▶ **AIM**
Transcribe every entry word for word, leaving out all images.

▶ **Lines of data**
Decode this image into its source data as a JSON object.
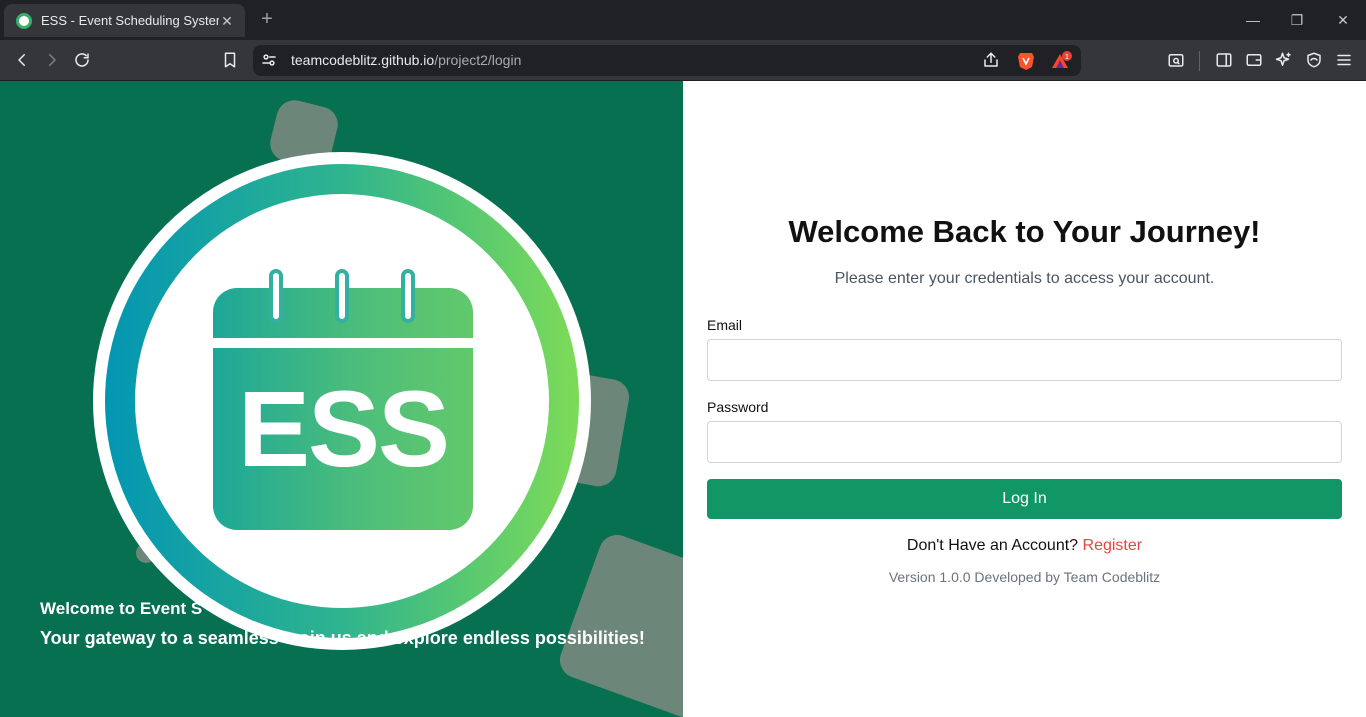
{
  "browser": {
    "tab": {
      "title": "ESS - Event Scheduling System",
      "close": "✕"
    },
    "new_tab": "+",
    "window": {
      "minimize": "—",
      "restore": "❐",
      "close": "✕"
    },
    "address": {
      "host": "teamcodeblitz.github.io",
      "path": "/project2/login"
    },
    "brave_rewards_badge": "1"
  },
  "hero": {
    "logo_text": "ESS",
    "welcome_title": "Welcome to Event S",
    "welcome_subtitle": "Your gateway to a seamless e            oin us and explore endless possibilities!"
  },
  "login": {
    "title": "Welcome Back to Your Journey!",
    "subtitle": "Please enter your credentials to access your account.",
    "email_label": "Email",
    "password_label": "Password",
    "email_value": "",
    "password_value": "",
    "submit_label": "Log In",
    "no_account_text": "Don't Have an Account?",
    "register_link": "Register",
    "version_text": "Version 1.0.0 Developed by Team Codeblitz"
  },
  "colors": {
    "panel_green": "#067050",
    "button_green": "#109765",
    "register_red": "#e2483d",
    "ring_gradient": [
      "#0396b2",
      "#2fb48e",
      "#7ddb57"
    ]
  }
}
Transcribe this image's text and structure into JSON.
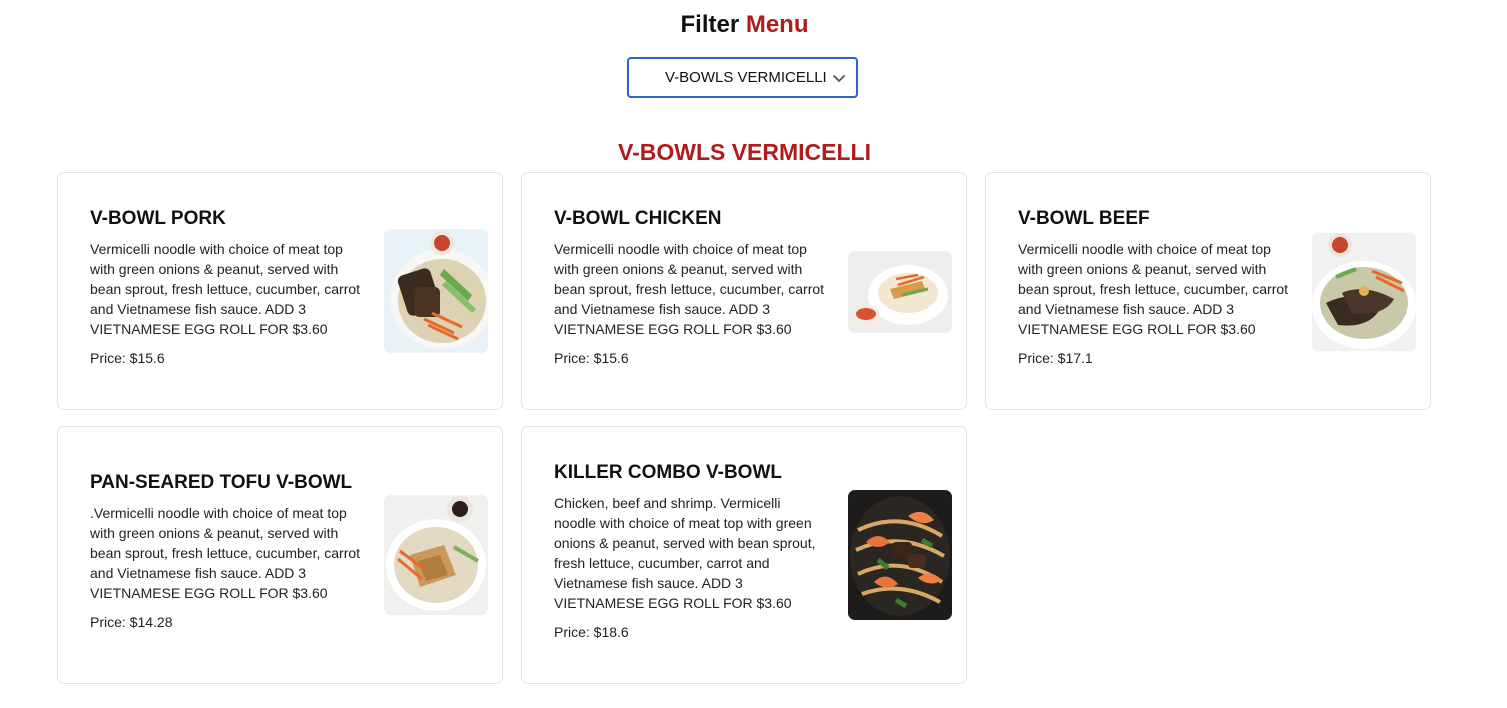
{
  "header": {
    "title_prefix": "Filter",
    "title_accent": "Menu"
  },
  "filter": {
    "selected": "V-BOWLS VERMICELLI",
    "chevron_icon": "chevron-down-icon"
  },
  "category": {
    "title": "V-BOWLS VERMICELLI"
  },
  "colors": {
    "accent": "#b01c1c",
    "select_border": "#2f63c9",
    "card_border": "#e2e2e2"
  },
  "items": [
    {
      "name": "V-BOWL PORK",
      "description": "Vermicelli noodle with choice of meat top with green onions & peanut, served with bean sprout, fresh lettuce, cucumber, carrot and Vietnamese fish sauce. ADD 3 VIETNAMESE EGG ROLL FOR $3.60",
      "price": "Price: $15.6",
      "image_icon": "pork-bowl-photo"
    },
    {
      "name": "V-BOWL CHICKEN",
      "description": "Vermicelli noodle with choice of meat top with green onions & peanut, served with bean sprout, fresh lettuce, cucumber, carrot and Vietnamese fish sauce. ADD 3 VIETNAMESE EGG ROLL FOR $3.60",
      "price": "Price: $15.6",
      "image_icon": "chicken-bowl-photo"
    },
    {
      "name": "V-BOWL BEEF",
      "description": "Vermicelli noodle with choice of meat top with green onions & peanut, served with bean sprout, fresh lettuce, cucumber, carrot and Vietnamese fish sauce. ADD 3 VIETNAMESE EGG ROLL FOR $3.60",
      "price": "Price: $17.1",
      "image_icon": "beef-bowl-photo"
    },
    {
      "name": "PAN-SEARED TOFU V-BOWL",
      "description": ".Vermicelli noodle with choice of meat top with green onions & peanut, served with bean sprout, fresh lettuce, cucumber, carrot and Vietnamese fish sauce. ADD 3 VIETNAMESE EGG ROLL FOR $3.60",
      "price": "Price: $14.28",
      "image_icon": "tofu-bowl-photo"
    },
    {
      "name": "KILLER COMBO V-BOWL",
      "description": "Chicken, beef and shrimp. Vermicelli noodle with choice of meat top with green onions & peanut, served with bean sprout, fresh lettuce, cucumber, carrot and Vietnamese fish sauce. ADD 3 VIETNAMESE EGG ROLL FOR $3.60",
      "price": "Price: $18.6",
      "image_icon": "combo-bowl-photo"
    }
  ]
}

▶ **ANSWER TO THIS PROBLEM**
Decode this image into its source data as a JSON object.
{
  "browser": {
    "tab": {
      "title": "ESS - Event Scheduling System",
      "close": "✕"
    },
    "new_tab": "+",
    "window": {
      "minimize": "—",
      "restore": "❐",
      "close": "✕"
    },
    "address": {
      "host": "teamcodeblitz.github.io",
      "path": "/project2/login"
    },
    "brave_rewards_badge": "1"
  },
  "hero": {
    "logo_text": "ESS",
    "welcome_title": "Welcome to Event S",
    "welcome_subtitle": "Your gateway to a seamless e            oin us and explore endless possibilities!"
  },
  "login": {
    "title": "Welcome Back to Your Journey!",
    "subtitle": "Please enter your credentials to access your account.",
    "email_label": "Email",
    "password_label": "Password",
    "email_value": "",
    "password_value": "",
    "submit_label": "Log In",
    "no_account_text": "Don't Have an Account?",
    "register_link": "Register",
    "version_text": "Version 1.0.0 Developed by Team Codeblitz"
  },
  "colors": {
    "panel_green": "#067050",
    "button_green": "#109765",
    "register_red": "#e2483d",
    "ring_gradient": [
      "#0396b2",
      "#2fb48e",
      "#7ddb57"
    ]
  }
}
Transcribe this image's text and structure into JSON.
{
  "header": {
    "title_prefix": "Filter",
    "title_accent": "Menu"
  },
  "filter": {
    "selected": "V-BOWLS VERMICELLI",
    "chevron_icon": "chevron-down-icon"
  },
  "category": {
    "title": "V-BOWLS VERMICELLI"
  },
  "colors": {
    "accent": "#b01c1c",
    "select_border": "#2f63c9",
    "card_border": "#e2e2e2"
  },
  "items": [
    {
      "name": "V-BOWL PORK",
      "description": "Vermicelli noodle with choice of meat top with green onions & peanut, served with bean sprout, fresh lettuce, cucumber, carrot and Vietnamese fish sauce. ADD 3 VIETNAMESE EGG ROLL FOR $3.60",
      "price": "Price: $15.6",
      "image_icon": "pork-bowl-photo"
    },
    {
      "name": "V-BOWL CHICKEN",
      "description": "Vermicelli noodle with choice of meat top with green onions & peanut, served with bean sprout, fresh lettuce, cucumber, carrot and Vietnamese fish sauce. ADD 3 VIETNAMESE EGG ROLL FOR $3.60",
      "price": "Price: $15.6",
      "image_icon": "chicken-bowl-photo"
    },
    {
      "name": "V-BOWL BEEF",
      "description": "Vermicelli noodle with choice of meat top with green onions & peanut, served with bean sprout, fresh lettuce, cucumber, carrot and Vietnamese fish sauce. ADD 3 VIETNAMESE EGG ROLL FOR $3.60",
      "price": "Price: $17.1",
      "image_icon": "beef-bowl-photo"
    },
    {
      "name": "PAN-SEARED TOFU V-BOWL",
      "description": ".Vermicelli noodle with choice of meat top with green onions & peanut, served with bean sprout, fresh lettuce, cucumber, carrot and Vietnamese fish sauce. ADD 3 VIETNAMESE EGG ROLL FOR $3.60",
      "price": "Price: $14.28",
      "image_icon": "tofu-bowl-photo"
    },
    {
      "name": "KILLER COMBO V-BOWL",
      "description": "Chicken, beef and shrimp. Vermicelli noodle with choice of meat top with green onions & peanut, served with bean sprout, fresh lettuce, cucumber, carrot and Vietnamese fish sauce. ADD 3 VIETNAMESE EGG ROLL FOR $3.60",
      "price": "Price: $18.6",
      "image_icon": "combo-bowl-photo"
    }
  ]
}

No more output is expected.